_Exercise instructions_
Count how many lines in the entries below contain the string "final" and reply with only that number.

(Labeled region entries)
## BEGIN
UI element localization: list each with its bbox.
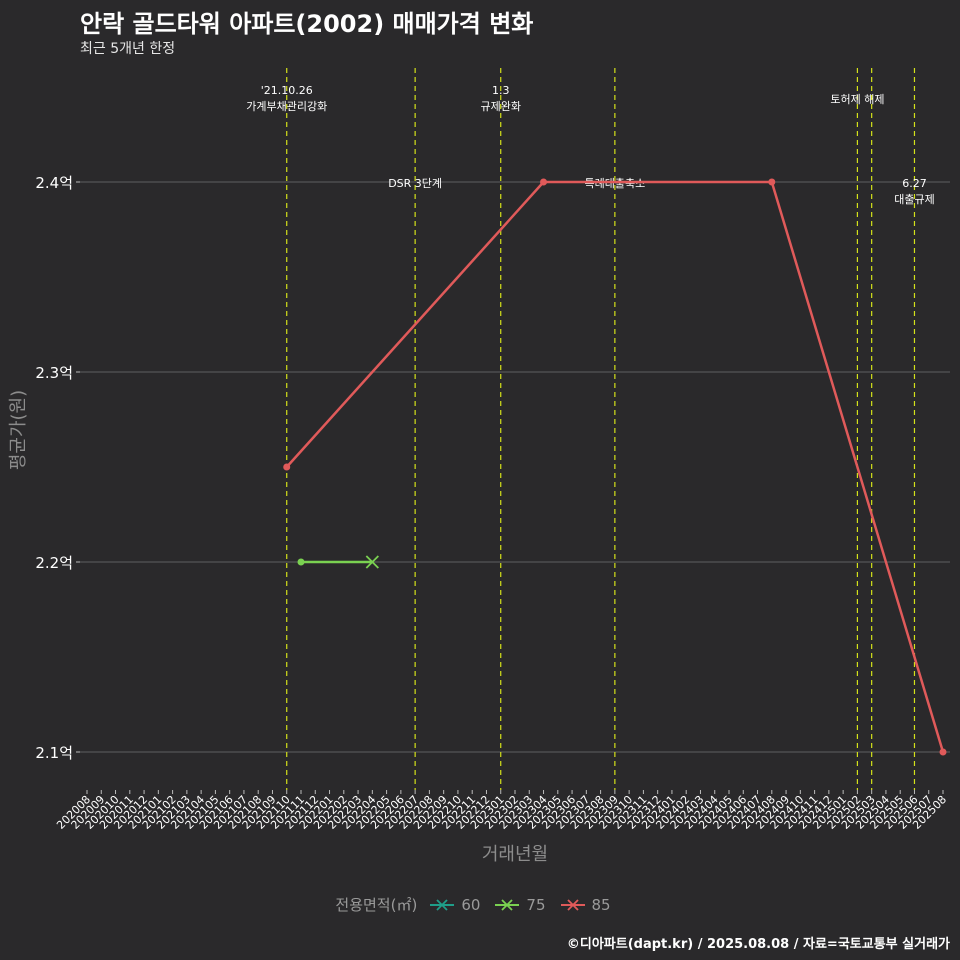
x-axis-ticks: 2020082020092020102020112020122021012021… (54, 790, 949, 832)
data-point-85 (939, 748, 947, 756)
legend-item-60: 60 (429, 896, 480, 914)
chart-subtitle: 최근 5개년 한정 (80, 41, 176, 57)
chart-title: 안락 골드타워 아파트(2002) 매매가격 변화 (80, 10, 534, 38)
y-tick-label: 2.4억 (35, 174, 73, 192)
data-point-75 (297, 558, 305, 566)
data-point-85 (283, 463, 291, 471)
data-point-85 (768, 178, 776, 186)
event-annotation: DSR 3단계 (388, 177, 442, 190)
event-annotation: 가계부채관리강화 (246, 100, 327, 113)
legend-label-60: 60 (461, 895, 481, 914)
y-axis-label: 평균가(원) (8, 390, 29, 470)
series-line-85 (285, 180, 945, 753)
source-footer: ©디아파트(dapt.kr) / 2025.08.08 / 자료=국토교통부 실… (566, 937, 950, 952)
event-annotation: 규제완화 (480, 100, 520, 113)
legend-item-75: 75 (494, 895, 546, 914)
event-annotation: 1.3 (492, 84, 510, 97)
event-annotation: 특례대출축소 (584, 177, 645, 190)
event-annotation: 6.27 (902, 177, 927, 190)
legend: 전용면적(㎡) 60 75 85 (0, 894, 960, 915)
legend-title: 전용면적(㎡) (335, 896, 418, 914)
event-annotation: 토허제 해제 (830, 92, 884, 106)
data-point-85 (540, 178, 548, 186)
legend-marker-75 (495, 898, 520, 911)
series-lines (283, 178, 947, 756)
legend-item-85: 85 (560, 896, 611, 914)
legend-label-85: 85 (591, 895, 611, 914)
y-tick-label: 2.3억 (35, 364, 73, 382)
x-axis-label: 거래년월 (482, 844, 548, 865)
legend-label-75: 75 (526, 895, 546, 914)
y-tick-label: 2.1억 (35, 744, 73, 762)
event-annotation: 대출규제 (894, 193, 934, 206)
y-tick-label: 2.2억 (35, 554, 73, 572)
data-point-75 (365, 555, 379, 569)
gridlines (80, 181, 950, 753)
legend-marker-85 (560, 898, 585, 911)
event-annotation: '21.10.26 (261, 84, 313, 97)
y-axis-ticks: 2.1억 2.2억 2.3억 2.4억 (35, 174, 80, 762)
legend-marker-60 (430, 898, 455, 911)
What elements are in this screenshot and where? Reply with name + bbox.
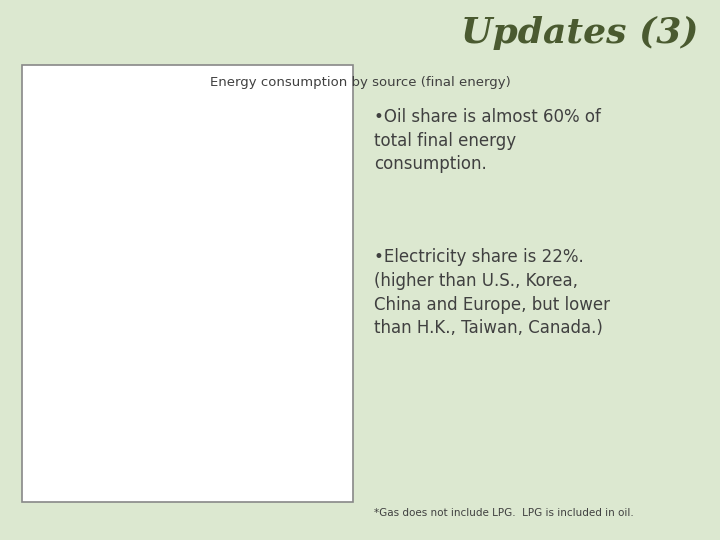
Text: *Gas does not include LPG.  LPG is included in oil.: *Gas does not include LPG. LPG is includ… — [374, 508, 634, 518]
Legend: Coal, Oil, Gas, Elec, Others: Coal, Oil, Gas, Elec, Others — [30, 469, 344, 487]
Text: •Electricity share is 22%.
(higher than U.S., Korea,
China and Europe, but lower: •Electricity share is 22%. (higher than … — [374, 248, 611, 337]
Text: •Oil share is almost 60% of
total final energy
consumption.: •Oil share is almost 60% of total final … — [374, 108, 601, 173]
Wedge shape — [60, 254, 187, 309]
Text: Elec
22%: Elec 22% — [114, 201, 147, 232]
Text: Gas
7%: Gas 7% — [71, 283, 100, 313]
Text: Coal
11%: Coal 11% — [257, 173, 291, 202]
Wedge shape — [61, 144, 187, 270]
Text: Updates (3): Updates (3) — [461, 16, 698, 50]
Wedge shape — [187, 143, 268, 270]
Text: Oil
59%: Oil 59% — [183, 331, 217, 361]
Wedge shape — [67, 172, 314, 397]
Wedge shape — [179, 143, 187, 270]
Text: Energy consumption by source (final energy): Energy consumption by source (final ener… — [210, 76, 510, 89]
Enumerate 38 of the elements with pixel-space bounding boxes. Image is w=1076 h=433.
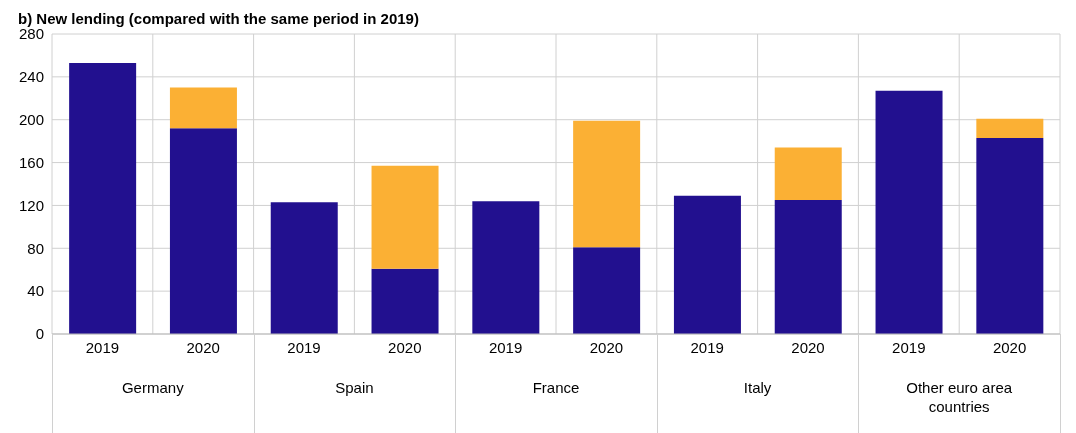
## END
_Exercise output_
3